# START OF Exercise inputs
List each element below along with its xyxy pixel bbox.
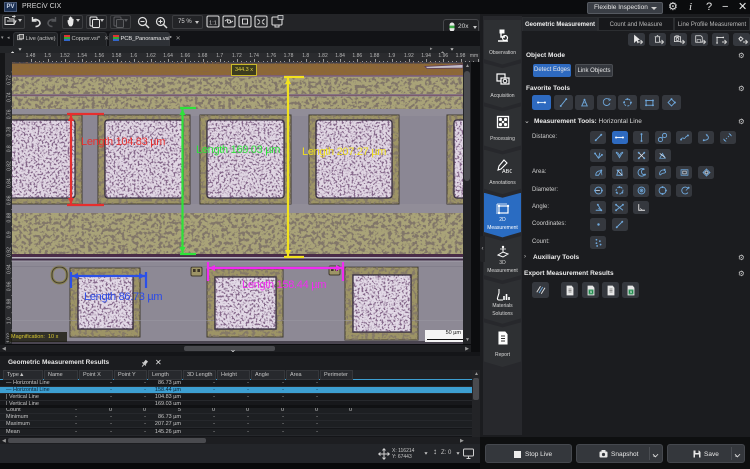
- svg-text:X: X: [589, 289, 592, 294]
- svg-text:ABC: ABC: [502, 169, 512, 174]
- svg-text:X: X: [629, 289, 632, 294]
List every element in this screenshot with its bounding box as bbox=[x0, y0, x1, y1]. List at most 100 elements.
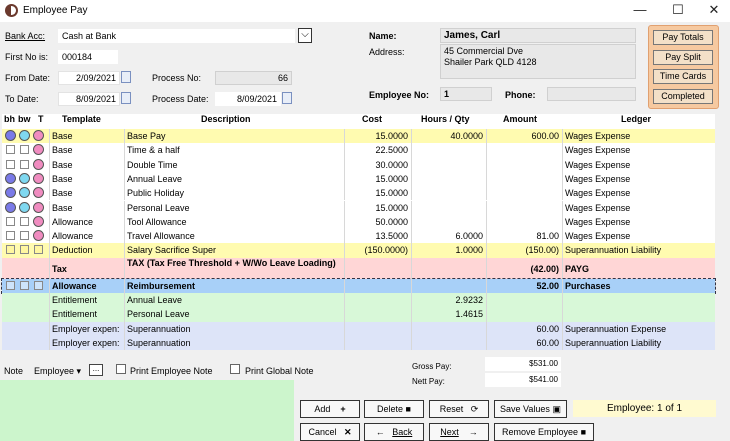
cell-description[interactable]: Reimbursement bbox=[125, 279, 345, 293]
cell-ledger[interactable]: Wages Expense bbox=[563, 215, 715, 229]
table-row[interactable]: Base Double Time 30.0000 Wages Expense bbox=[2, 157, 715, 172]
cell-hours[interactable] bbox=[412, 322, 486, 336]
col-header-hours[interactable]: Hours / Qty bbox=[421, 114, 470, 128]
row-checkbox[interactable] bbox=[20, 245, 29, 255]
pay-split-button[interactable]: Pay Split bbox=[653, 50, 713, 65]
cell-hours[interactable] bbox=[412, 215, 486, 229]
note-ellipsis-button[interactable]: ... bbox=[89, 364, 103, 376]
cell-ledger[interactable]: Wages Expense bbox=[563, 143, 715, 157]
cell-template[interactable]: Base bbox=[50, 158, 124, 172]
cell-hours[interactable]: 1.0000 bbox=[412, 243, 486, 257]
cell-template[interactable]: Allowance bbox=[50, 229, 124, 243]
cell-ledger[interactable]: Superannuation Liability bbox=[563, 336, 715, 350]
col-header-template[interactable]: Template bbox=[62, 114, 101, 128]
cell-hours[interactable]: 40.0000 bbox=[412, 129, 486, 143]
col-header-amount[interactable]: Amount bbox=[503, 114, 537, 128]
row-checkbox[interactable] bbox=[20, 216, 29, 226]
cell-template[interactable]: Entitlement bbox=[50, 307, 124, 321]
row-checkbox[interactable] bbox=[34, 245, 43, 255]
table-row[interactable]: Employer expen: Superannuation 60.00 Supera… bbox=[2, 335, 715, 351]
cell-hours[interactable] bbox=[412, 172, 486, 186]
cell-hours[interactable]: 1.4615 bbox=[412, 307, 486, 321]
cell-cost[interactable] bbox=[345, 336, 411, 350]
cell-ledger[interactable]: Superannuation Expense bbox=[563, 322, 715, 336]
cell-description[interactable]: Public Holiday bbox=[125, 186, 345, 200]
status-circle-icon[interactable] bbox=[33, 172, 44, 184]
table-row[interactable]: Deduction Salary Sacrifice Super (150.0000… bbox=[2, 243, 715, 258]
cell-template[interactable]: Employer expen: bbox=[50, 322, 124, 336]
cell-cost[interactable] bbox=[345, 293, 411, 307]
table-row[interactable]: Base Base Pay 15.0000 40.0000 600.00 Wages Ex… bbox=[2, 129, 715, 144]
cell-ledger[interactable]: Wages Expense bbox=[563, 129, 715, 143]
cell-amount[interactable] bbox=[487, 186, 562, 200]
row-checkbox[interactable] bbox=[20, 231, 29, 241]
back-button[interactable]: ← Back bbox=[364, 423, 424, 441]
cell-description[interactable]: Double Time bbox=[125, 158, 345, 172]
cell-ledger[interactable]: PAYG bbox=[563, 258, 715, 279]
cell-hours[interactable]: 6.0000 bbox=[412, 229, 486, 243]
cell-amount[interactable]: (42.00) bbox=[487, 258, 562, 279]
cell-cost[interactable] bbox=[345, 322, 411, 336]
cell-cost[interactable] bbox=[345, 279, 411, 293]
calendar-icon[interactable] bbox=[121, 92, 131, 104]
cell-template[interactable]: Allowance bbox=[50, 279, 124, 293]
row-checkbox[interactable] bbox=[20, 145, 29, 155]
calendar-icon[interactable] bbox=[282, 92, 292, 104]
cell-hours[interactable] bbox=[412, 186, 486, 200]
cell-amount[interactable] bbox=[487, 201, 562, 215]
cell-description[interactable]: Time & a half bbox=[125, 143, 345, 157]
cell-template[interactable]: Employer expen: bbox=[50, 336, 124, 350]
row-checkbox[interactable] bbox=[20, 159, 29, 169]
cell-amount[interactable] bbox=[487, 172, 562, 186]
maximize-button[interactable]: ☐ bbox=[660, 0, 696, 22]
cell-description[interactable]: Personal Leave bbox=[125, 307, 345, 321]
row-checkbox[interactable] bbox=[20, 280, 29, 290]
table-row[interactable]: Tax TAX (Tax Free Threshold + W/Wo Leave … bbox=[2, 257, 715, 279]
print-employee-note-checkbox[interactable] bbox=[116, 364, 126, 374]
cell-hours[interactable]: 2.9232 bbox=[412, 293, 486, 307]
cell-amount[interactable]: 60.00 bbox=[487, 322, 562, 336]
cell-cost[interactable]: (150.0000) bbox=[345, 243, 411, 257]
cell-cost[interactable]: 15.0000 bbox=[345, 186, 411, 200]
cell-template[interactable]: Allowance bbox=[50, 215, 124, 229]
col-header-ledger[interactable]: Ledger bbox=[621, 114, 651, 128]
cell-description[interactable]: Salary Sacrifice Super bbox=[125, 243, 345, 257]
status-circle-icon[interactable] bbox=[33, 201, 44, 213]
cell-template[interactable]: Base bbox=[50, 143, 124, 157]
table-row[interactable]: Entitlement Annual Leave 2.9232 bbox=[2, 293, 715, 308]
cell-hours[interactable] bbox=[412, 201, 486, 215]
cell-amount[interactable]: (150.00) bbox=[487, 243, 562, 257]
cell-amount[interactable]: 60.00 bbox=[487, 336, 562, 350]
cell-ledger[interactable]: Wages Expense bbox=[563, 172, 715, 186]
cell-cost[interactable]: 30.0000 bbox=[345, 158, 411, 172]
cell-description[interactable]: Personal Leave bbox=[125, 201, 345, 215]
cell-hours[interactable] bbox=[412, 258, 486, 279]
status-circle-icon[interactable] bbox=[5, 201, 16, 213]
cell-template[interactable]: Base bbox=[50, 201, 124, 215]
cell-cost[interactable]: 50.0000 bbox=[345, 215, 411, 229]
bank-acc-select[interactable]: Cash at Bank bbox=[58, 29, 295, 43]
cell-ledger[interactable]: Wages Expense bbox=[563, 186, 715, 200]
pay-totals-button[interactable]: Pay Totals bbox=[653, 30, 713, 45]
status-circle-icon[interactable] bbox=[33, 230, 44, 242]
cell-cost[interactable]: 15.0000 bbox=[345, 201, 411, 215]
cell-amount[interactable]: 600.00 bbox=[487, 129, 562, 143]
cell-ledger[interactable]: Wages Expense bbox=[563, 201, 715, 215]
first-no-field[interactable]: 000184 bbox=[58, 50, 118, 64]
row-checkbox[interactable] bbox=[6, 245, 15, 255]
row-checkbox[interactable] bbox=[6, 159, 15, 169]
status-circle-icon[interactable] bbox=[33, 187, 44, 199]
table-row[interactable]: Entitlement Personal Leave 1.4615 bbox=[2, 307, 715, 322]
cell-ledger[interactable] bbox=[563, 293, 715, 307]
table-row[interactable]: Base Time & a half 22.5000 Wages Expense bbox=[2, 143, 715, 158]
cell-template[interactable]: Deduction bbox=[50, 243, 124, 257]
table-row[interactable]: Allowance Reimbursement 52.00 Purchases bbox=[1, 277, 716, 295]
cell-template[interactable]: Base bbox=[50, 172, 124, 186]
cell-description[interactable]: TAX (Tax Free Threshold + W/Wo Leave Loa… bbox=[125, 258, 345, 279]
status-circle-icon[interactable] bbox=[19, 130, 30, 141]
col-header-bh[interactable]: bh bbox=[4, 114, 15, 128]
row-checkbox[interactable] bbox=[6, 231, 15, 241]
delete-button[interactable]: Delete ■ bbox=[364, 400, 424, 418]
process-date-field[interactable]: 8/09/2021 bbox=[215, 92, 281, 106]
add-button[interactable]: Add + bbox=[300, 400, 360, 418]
# END OF Exercise inputs
# START OF Exercise inputs
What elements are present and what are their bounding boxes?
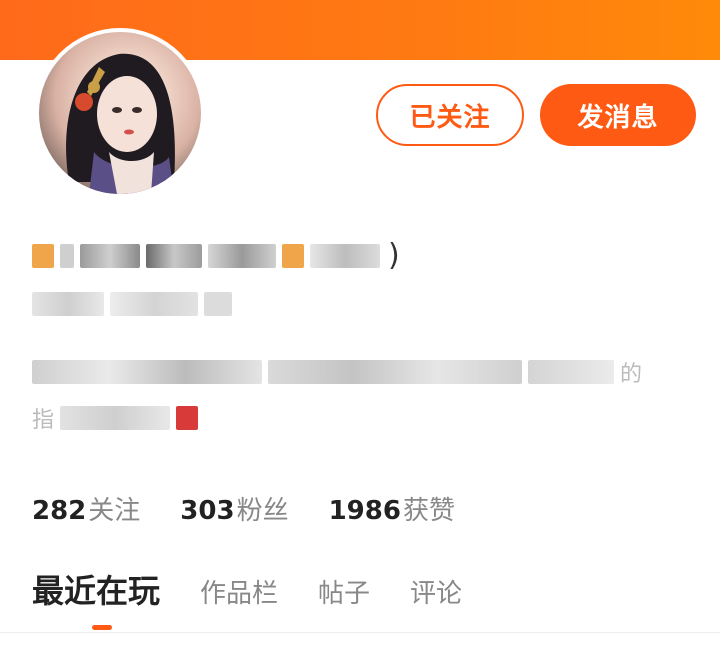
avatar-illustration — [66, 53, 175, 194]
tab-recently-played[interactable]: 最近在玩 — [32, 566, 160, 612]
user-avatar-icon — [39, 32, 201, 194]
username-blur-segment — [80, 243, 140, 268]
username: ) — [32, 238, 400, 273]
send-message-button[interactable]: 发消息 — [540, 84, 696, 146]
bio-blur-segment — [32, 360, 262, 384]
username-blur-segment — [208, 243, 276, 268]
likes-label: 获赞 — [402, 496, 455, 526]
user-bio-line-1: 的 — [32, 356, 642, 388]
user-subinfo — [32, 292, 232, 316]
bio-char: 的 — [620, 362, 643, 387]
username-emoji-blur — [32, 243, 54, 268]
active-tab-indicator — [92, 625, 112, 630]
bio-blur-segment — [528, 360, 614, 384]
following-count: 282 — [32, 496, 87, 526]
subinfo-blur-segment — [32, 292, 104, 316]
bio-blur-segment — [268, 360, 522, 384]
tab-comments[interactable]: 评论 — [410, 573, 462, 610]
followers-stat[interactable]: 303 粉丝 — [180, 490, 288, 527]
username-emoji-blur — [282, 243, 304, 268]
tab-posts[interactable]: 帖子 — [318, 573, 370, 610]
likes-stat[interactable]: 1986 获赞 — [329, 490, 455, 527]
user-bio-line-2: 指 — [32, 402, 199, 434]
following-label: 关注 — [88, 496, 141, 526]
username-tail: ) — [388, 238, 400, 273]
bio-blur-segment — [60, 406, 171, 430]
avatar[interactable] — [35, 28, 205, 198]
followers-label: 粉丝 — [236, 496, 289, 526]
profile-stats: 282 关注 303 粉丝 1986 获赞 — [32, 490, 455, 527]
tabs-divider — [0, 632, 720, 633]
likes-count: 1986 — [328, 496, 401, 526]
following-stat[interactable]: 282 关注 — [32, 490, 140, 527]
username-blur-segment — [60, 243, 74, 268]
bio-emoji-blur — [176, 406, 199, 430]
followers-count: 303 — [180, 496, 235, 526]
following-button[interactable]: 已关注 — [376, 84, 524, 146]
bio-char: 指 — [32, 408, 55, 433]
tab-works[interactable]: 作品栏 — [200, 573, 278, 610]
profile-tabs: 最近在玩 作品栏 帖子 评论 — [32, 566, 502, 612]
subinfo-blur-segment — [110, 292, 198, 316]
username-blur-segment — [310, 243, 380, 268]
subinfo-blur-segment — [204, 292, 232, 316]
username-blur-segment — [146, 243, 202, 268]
# END OF Exercise inputs
§ **Given instruction**
Put the records from the line with "List each element" up to and including the line with "List every element" into a numbered list, skipping blank lines and leaving out the pictures.

§ **Reply**
1. List each element below along with its xyxy pixel bbox.
2. - svg-text:X: X: [589, 289, 592, 294]
3. - svg-text:ABC: ABC: [502, 169, 512, 174]
4. - svg-text:X: X: [629, 289, 632, 294]
5. List every element in this screenshot with its bounding box as bbox=[x0, y0, x1, y1]. List at most 100 elements.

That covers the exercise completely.